--- Begin LISTED RECORDS ---

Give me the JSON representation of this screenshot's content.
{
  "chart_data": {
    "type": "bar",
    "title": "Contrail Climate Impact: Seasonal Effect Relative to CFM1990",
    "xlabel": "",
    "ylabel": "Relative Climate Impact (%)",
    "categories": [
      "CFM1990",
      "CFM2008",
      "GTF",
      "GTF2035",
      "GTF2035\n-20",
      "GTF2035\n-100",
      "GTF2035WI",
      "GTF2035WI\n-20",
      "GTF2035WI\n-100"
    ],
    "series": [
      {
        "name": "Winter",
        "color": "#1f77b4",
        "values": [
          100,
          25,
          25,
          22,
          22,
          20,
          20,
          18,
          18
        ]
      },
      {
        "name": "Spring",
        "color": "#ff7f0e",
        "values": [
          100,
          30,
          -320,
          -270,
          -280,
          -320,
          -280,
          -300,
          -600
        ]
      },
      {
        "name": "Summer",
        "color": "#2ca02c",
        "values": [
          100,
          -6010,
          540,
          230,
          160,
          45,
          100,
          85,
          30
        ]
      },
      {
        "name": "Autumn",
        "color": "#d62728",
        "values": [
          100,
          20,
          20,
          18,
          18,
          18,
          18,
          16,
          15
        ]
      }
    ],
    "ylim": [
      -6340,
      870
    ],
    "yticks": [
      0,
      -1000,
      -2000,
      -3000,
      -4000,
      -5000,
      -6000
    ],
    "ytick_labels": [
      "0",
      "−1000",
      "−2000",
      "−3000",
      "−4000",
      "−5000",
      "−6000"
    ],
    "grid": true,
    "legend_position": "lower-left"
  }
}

--- End LISTED RECORDS ---

**OBJECTIVE**
Can you reproduce all the material exactly?

**ANSWER FOR THIS EXERCISE**
Give me the JSON representation of this screenshot's content.
{
  "chart_data": {
    "type": "bar",
    "title": "Contrail Climate Impact: Seasonal Effect Relative to CFM1990",
    "xlabel": "",
    "ylabel": "Relative Climate Impact (%)",
    "categories": [
      "CFM1990",
      "CFM2008",
      "GTF",
      "GTF2035",
      "GTF2035\n-20",
      "GTF2035\n-100",
      "GTF2035WI",
      "GTF2035WI\n-20",
      "GTF2035WI\n-100"
    ],
    "series": [
      {
        "name": "Winter",
        "color": "#1f77b4",
        "values": [
          100,
          25,
          25,
          22,
          22,
          20,
          20,
          18,
          18
        ]
      },
      {
        "name": "Spring",
        "color": "#ff7f0e",
        "values": [
          100,
          30,
          -320,
          -270,
          -280,
          -320,
          -280,
          -300,
          -600
        ]
      },
      {
        "name": "Summer",
        "color": "#2ca02c",
        "values": [
          100,
          -6010,
          540,
          230,
          160,
          45,
          100,
          85,
          30
        ]
      },
      {
        "name": "Autumn",
        "color": "#d62728",
        "values": [
          100,
          20,
          20,
          18,
          18,
          18,
          18,
          16,
          15
        ]
      }
    ],
    "ylim": [
      -6340,
      870
    ],
    "yticks": [
      0,
      -1000,
      -2000,
      -3000,
      -4000,
      -5000,
      -6000
    ],
    "ytick_labels": [
      "0",
      "−1000",
      "−2000",
      "−3000",
      "−4000",
      "−5000",
      "−6000"
    ],
    "grid": true,
    "legend_position": "lower-left"
  }
}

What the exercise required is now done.